INSTRUCTION: Pick out all lines in the listing holding the string "الذي" and copy them.

RECORDS FOR THIS TASK:

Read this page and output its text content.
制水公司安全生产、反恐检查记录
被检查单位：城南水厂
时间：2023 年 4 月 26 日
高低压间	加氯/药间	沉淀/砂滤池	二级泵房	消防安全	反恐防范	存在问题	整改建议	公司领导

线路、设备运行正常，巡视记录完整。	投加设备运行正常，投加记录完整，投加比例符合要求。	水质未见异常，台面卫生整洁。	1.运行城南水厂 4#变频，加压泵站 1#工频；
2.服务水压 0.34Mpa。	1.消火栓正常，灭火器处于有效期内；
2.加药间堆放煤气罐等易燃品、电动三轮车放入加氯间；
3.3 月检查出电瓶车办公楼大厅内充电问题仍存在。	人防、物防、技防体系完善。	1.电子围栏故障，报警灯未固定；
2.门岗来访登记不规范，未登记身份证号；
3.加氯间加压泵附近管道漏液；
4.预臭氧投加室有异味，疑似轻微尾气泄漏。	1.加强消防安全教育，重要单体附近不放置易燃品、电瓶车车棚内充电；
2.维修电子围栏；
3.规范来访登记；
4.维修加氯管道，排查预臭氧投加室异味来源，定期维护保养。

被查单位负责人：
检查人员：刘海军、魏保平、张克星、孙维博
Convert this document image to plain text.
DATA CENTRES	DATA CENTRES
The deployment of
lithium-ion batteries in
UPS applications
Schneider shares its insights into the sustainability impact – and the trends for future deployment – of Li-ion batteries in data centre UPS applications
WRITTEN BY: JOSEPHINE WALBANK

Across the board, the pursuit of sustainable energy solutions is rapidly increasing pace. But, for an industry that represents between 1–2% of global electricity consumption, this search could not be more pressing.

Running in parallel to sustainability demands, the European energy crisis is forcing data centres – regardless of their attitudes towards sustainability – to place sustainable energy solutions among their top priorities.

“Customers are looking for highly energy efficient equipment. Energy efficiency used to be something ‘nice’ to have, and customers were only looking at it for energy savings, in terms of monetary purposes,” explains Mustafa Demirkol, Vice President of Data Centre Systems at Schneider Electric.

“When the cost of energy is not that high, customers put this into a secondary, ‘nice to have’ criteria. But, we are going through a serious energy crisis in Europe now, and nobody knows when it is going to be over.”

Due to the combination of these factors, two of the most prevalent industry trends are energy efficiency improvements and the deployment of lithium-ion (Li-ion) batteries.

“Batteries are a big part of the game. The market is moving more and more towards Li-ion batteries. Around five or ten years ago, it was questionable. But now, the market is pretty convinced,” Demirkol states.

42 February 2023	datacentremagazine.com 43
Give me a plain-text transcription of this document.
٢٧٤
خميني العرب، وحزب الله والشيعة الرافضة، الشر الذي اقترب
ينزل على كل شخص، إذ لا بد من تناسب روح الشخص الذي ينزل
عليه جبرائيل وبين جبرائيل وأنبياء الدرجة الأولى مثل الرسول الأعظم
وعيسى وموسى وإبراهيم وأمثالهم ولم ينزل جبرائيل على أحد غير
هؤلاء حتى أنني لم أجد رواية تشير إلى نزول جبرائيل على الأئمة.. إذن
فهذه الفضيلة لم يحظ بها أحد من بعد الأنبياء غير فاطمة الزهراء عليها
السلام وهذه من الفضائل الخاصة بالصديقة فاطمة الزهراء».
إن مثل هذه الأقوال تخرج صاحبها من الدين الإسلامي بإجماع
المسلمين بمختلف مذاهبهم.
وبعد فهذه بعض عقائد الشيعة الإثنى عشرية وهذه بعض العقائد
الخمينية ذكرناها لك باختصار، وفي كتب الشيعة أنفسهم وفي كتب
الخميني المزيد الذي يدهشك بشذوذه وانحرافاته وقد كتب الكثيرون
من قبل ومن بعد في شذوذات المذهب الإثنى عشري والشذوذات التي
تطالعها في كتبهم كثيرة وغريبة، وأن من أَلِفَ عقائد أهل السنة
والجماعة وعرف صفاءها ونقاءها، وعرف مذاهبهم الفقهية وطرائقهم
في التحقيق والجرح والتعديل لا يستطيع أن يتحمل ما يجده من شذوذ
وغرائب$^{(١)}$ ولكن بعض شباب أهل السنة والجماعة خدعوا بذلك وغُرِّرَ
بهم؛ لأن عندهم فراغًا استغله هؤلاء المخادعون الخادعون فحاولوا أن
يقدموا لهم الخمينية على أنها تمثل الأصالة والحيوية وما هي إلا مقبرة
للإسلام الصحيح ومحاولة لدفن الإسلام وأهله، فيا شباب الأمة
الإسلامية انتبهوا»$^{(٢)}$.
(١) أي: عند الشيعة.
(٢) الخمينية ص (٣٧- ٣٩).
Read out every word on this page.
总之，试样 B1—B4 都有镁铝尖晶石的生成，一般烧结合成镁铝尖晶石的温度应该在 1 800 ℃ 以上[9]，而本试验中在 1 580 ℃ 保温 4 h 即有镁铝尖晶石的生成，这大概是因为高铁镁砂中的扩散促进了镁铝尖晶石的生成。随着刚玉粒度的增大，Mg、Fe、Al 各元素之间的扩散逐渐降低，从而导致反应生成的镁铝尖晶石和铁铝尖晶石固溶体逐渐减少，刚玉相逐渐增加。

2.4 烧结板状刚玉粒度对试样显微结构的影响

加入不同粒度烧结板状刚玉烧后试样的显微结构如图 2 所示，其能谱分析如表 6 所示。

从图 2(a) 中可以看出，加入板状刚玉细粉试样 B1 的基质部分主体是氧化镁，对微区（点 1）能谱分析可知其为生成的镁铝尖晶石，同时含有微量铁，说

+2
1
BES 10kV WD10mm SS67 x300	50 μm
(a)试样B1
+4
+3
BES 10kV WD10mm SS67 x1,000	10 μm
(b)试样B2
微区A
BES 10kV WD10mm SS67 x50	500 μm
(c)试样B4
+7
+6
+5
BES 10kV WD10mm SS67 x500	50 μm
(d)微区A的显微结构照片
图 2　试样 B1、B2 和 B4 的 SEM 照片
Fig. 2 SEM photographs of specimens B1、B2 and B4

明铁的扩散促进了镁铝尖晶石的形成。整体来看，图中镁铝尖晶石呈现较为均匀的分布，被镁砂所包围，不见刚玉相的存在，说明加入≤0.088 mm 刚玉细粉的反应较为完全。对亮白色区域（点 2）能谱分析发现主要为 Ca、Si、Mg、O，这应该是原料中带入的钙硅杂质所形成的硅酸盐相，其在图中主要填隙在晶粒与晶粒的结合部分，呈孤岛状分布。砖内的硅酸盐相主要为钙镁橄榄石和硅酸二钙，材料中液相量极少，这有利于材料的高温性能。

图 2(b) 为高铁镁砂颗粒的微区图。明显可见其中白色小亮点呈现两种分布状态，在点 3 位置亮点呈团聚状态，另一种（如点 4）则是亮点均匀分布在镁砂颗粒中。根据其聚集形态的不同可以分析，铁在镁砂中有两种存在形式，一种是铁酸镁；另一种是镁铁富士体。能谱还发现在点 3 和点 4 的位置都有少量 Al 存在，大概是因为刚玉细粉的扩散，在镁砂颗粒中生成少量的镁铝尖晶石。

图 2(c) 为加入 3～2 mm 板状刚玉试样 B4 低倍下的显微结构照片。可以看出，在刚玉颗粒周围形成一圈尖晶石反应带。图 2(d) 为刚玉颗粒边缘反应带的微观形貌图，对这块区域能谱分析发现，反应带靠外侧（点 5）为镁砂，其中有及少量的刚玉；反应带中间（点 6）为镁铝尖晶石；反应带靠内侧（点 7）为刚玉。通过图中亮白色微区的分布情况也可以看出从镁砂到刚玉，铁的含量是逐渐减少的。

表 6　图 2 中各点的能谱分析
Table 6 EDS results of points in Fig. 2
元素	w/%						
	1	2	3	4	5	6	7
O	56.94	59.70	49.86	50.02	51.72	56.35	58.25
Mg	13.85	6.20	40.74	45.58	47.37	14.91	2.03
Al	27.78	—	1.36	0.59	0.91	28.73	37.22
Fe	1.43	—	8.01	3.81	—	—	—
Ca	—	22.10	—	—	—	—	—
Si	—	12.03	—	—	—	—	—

FINISHED EXERCISE:
خميني العرب، وحزب الله والشيعة الرافضة، الشر الذي اقترب
ينزل على كل شخص، إذ لا بد من تناسب روح الشخص الذي ينزل
الخميني المزيد الذي يدهشك بشذوذه وانحرافاته وقد كتب الكثيرون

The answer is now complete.